>>>
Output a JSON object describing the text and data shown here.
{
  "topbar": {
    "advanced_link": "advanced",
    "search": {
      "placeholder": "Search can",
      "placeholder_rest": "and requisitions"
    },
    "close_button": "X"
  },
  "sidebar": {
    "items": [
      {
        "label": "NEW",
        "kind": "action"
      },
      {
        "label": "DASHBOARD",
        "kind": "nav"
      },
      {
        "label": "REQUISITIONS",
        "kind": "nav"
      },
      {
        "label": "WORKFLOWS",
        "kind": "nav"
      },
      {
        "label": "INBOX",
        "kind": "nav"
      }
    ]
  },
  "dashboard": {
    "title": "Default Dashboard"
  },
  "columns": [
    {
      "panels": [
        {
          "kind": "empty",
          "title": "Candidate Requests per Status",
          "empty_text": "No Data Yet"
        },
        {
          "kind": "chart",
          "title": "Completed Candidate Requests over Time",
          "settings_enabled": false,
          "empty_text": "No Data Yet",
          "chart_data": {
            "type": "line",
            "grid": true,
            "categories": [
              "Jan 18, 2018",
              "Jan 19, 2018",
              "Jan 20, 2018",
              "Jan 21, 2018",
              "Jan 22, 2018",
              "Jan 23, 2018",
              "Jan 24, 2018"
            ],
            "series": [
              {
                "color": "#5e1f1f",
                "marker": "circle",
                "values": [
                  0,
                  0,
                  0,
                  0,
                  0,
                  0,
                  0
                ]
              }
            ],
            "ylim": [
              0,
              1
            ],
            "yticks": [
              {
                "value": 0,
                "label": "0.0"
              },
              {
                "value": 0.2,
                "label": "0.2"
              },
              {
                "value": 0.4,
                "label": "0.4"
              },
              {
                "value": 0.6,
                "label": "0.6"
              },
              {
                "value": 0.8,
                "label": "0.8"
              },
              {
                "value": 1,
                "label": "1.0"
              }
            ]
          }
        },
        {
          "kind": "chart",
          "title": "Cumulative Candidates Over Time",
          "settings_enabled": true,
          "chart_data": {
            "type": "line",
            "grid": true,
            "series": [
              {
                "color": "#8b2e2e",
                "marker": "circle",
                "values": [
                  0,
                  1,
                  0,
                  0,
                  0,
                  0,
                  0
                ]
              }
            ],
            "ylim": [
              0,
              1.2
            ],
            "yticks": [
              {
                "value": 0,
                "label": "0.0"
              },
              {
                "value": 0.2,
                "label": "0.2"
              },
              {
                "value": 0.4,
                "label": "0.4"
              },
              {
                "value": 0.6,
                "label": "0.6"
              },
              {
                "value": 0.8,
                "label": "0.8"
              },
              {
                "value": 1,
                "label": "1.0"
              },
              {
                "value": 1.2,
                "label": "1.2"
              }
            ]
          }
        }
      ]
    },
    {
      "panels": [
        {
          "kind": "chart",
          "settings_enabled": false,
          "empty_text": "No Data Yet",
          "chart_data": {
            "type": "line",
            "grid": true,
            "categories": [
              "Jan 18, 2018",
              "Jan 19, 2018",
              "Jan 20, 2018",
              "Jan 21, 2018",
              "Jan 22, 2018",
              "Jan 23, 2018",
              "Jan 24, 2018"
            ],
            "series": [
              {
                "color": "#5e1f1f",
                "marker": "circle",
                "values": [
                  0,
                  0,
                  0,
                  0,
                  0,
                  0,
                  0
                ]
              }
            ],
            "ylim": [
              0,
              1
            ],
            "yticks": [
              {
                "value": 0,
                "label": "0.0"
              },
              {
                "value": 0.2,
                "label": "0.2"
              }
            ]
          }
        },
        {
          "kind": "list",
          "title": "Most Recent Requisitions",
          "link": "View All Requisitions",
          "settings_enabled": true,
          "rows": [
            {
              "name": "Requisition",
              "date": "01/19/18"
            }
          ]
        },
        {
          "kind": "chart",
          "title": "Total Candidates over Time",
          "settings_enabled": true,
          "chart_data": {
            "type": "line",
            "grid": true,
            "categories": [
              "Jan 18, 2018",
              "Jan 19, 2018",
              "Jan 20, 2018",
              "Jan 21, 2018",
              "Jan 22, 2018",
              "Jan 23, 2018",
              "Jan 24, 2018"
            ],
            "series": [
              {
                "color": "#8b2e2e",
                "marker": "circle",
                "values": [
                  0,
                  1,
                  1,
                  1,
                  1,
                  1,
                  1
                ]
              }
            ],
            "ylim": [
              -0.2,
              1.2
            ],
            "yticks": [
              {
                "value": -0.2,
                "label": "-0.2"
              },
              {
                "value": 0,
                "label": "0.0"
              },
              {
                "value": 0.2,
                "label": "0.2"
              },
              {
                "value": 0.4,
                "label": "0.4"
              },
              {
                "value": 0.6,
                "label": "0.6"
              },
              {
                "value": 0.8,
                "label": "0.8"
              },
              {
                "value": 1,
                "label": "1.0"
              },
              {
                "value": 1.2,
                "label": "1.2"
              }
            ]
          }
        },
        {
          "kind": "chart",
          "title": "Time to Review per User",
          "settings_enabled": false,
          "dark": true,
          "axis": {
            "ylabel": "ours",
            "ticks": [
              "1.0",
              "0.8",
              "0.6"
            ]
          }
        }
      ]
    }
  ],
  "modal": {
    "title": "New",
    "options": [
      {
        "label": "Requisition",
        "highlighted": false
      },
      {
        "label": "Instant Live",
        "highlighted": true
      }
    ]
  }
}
<<<
» What the task requires
Print all of the data exactly as it was given.

» Answer below
Output a JSON object describing the text and data shown here.
{
  "topbar": {
    "advanced_link": "advanced",
    "search": {
      "placeholder": "Search can",
      "placeholder_rest": "and requisitions"
    },
    "close_button": "X"
  },
  "sidebar": {
    "items": [
      {
        "label": "NEW",
        "kind": "action"
      },
      {
        "label": "DASHBOARD",
        "kind": "nav"
      },
      {
        "label": "REQUISITIONS",
        "kind": "nav"
      },
      {
        "label": "WORKFLOWS",
        "kind": "nav"
      },
      {
        "label": "INBOX",
        "kind": "nav"
      }
    ]
  },
  "dashboard": {
    "title": "Default Dashboard"
  },
  "columns": [
    {
      "panels": [
        {
          "kind": "empty",
          "title": "Candidate Requests per Status",
          "empty_text": "No Data Yet"
        },
        {
          "kind": "chart",
          "title": "Completed Candidate Requests over Time",
          "settings_enabled": false,
          "empty_text": "No Data Yet",
          "chart_data": {
            "type": "line",
            "grid": true,
            "categories": [
              "Jan 18, 2018",
              "Jan 19, 2018",
              "Jan 20, 2018",
              "Jan 21, 2018",
              "Jan 22, 2018",
              "Jan 23, 2018",
              "Jan 24, 2018"
            ],
            "series": [
              {
                "color": "#5e1f1f",
                "marker": "circle",
                "values": [
                  0,
                  0,
                  0,
                  0,
                  0,
                  0,
                  0
                ]
              }
            ],
            "ylim": [
              0,
              1
            ],
            "yticks": [
              {
                "value": 0,
                "label": "0.0"
              },
              {
                "value": 0.2,
                "label": "0.2"
              },
              {
                "value": 0.4,
                "label": "0.4"
              },
              {
                "value": 0.6,
                "label": "0.6"
              },
              {
                "value": 0.8,
                "label": "0.8"
              },
              {
                "value": 1,
                "label": "1.0"
              }
            ]
          }
        },
        {
          "kind": "chart",
          "title": "Cumulative Candidates Over Time",
          "settings_enabled": true,
          "chart_data": {
            "type": "line",
            "grid": true,
            "series": [
              {
                "color": "#8b2e2e",
                "marker": "circle",
                "values": [
                  0,
                  1,
                  0,
                  0,
                  0,
                  0,
                  0
                ]
              }
            ],
            "ylim": [
              0,
              1.2
            ],
            "yticks": [
              {
                "value": 0,
                "label": "0.0"
              },
              {
                "value": 0.2,
                "label": "0.2"
              },
              {
                "value": 0.4,
                "label": "0.4"
              },
              {
                "value": 0.6,
                "label": "0.6"
              },
              {
                "value": 0.8,
                "label": "0.8"
              },
              {
                "value": 1,
                "label": "1.0"
              },
              {
                "value": 1.2,
                "label": "1.2"
              }
            ]
          }
        }
      ]
    },
    {
      "panels": [
        {
          "kind": "chart",
          "settings_enabled": false,
          "empty_text": "No Data Yet",
          "chart_data": {
            "type": "line",
            "grid": true,
            "categories": [
              "Jan 18, 2018",
              "Jan 19, 2018",
              "Jan 20, 2018",
              "Jan 21, 2018",
              "Jan 22, 2018",
              "Jan 23, 2018",
              "Jan 24, 2018"
            ],
            "series": [
              {
                "color": "#5e1f1f",
                "marker": "circle",
                "values": [
                  0,
                  0,
                  0,
                  0,
                  0,
                  0,
                  0
                ]
              }
            ],
            "ylim": [
              0,
              1
            ],
            "yticks": [
              {
                "value": 0,
                "label": "0.0"
              },
              {
                "value": 0.2,
                "label": "0.2"
              }
            ]
          }
        },
        {
          "kind": "list",
          "title": "Most Recent Requisitions",
          "link": "View All Requisitions",
          "settings_enabled": true,
          "rows": [
            {
              "name": "Requisition",
              "date": "01/19/18"
            }
          ]
        },
        {
          "kind": "chart",
          "title": "Total Candidates over Time",
          "settings_enabled": true,
          "chart_data": {
            "type": "line",
            "grid": true,
            "categories": [
              "Jan 18, 2018",
              "Jan 19, 2018",
              "Jan 20, 2018",
              "Jan 21, 2018",
              "Jan 22, 2018",
              "Jan 23, 2018",
              "Jan 24, 2018"
            ],
            "series": [
              {
                "color": "#8b2e2e",
                "marker": "circle",
                "values": [
                  0,
                  1,
                  1,
                  1,
                  1,
                  1,
                  1
                ]
              }
            ],
            "ylim": [
              -0.2,
              1.2
            ],
            "yticks": [
              {
                "value": -0.2,
                "label": "-0.2"
              },
              {
                "value": 0,
                "label": "0.0"
              },
              {
                "value": 0.2,
                "label": "0.2"
              },
              {
                "value": 0.4,
                "label": "0.4"
              },
              {
                "value": 0.6,
                "label": "0.6"
              },
              {
                "value": 0.8,
                "label": "0.8"
              },
              {
                "value": 1,
                "label": "1.0"
              },
              {
                "value": 1.2,
                "label": "1.2"
              }
            ]
          }
        },
        {
          "kind": "chart",
          "title": "Time to Review per User",
          "settings_enabled": false,
          "dark": true,
          "axis": {
            "ylabel": "ours",
            "ticks": [
              "1.0",
              "0.8",
              "0.6"
            ]
          }
        }
      ]
    }
  ],
  "modal": {
    "title": "New",
    "options": [
      {
        "label": "Requisition",
        "highlighted": false
      },
      {
        "label": "Instant Live",
        "highlighted": true
      }
    ]
  }
}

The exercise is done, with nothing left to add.